Data entries for graphics
::::
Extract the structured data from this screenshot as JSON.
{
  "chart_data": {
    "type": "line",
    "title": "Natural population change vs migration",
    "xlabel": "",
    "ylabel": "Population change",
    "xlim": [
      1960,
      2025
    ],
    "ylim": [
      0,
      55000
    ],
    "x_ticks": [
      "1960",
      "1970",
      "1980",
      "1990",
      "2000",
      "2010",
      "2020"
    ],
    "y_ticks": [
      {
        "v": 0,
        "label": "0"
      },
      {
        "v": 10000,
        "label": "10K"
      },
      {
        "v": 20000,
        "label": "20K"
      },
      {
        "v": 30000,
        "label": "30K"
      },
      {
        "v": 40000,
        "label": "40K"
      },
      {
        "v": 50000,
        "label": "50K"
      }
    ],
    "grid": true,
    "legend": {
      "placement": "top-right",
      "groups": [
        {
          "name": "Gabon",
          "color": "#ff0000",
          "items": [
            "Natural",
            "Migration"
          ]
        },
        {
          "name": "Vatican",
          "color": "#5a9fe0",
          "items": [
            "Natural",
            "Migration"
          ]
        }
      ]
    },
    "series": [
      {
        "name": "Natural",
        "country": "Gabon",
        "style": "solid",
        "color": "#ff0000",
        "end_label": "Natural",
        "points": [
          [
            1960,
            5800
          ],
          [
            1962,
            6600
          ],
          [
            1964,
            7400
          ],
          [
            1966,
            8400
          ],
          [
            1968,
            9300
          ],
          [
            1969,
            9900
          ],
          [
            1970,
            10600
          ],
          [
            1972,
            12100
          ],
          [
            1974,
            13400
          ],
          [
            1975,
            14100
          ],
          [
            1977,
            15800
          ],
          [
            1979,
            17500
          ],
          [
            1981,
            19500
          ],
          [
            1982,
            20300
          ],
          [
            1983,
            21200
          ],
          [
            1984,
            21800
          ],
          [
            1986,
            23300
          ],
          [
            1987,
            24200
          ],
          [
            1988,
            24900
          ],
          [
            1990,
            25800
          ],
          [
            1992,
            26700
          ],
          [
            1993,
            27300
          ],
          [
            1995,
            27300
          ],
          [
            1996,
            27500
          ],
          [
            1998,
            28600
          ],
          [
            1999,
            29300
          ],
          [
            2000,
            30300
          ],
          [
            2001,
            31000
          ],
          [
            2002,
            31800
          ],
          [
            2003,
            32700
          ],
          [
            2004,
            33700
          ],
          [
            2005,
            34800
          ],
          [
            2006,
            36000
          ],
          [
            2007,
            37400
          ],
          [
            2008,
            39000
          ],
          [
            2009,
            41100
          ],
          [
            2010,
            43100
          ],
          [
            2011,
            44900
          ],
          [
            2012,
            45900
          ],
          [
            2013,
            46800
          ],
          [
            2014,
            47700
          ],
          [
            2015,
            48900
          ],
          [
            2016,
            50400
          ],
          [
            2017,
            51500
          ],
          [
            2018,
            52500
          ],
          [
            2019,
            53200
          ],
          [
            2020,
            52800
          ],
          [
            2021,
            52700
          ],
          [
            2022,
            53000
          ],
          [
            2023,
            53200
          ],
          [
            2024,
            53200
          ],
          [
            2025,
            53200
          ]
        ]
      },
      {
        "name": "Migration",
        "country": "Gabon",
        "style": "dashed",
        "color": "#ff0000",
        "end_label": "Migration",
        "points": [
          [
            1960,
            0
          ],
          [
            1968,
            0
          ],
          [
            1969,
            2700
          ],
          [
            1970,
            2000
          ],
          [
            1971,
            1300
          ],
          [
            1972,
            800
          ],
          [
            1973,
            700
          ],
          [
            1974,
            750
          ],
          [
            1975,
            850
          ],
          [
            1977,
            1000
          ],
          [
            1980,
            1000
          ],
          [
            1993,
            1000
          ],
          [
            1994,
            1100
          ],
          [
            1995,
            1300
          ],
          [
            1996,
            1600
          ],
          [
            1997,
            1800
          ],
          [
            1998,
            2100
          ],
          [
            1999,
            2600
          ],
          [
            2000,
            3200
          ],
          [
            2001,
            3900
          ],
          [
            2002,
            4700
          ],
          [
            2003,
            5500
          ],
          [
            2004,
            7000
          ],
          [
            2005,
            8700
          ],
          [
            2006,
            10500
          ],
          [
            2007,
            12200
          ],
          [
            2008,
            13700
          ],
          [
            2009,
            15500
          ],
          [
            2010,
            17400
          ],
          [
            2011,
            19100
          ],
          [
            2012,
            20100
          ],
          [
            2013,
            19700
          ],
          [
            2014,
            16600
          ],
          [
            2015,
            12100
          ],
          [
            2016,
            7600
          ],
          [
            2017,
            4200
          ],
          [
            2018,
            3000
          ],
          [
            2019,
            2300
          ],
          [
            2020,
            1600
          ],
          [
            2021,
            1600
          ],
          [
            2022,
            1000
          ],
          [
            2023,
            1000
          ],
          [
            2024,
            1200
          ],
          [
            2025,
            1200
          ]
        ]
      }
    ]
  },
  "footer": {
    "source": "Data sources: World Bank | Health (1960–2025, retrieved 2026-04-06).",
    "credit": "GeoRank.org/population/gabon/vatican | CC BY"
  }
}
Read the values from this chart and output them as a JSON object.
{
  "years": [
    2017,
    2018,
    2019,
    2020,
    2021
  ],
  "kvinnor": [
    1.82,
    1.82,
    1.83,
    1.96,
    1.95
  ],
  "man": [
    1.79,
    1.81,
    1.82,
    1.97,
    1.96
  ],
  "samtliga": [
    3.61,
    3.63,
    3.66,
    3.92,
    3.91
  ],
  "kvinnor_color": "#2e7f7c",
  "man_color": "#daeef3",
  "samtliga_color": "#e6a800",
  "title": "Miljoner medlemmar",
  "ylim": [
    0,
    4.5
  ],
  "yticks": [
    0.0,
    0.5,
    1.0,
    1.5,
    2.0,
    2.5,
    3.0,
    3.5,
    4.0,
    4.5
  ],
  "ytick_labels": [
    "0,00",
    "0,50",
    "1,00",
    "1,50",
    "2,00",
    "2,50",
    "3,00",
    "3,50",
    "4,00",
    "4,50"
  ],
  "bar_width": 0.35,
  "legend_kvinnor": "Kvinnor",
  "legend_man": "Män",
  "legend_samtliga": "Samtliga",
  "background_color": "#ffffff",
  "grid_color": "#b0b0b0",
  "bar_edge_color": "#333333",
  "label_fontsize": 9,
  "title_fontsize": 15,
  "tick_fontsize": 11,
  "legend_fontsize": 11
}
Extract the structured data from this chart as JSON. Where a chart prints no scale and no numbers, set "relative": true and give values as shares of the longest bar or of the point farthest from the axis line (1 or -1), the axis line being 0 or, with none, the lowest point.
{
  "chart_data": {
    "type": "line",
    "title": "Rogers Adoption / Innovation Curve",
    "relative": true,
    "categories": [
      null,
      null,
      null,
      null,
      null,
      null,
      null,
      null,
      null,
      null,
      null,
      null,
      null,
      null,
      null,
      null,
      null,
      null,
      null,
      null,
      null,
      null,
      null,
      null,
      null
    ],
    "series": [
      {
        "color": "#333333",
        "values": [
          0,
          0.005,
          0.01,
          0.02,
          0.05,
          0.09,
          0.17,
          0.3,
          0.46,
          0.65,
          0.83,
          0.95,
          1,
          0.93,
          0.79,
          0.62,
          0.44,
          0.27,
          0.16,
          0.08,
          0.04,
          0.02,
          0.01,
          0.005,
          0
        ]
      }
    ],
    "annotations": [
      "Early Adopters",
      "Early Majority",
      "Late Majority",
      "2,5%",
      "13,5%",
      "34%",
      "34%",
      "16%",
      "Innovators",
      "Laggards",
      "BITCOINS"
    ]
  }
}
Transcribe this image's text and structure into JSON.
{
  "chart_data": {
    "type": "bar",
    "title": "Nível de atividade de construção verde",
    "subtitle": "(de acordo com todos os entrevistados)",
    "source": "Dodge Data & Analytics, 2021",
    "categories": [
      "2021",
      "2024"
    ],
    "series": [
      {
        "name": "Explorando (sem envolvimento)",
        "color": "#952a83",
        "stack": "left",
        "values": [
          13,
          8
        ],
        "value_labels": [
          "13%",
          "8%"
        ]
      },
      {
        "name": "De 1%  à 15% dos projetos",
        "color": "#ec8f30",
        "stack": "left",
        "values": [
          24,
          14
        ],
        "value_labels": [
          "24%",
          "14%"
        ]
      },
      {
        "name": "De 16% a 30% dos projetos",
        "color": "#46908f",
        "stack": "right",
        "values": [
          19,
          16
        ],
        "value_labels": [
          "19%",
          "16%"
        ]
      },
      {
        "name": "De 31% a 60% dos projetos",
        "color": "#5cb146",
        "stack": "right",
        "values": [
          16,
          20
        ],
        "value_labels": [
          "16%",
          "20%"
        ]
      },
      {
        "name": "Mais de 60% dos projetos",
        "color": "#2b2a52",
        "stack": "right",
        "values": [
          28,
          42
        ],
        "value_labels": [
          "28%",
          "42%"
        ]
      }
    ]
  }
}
::::
= AIM OF THE TASK =
Search the records for the word "structured", then list every line that has it.

= EXPECTED ANSWER =
Extract the structured data from this screenshot as JSON.
Extract the structured data from this chart as JSON. Where a chart prints no scale and no numbers, set "relative": true and give values as shares of the longest bar or of the point farthest from the axis line (1 or -1), the axis line being 0 or, with none, the lowest point.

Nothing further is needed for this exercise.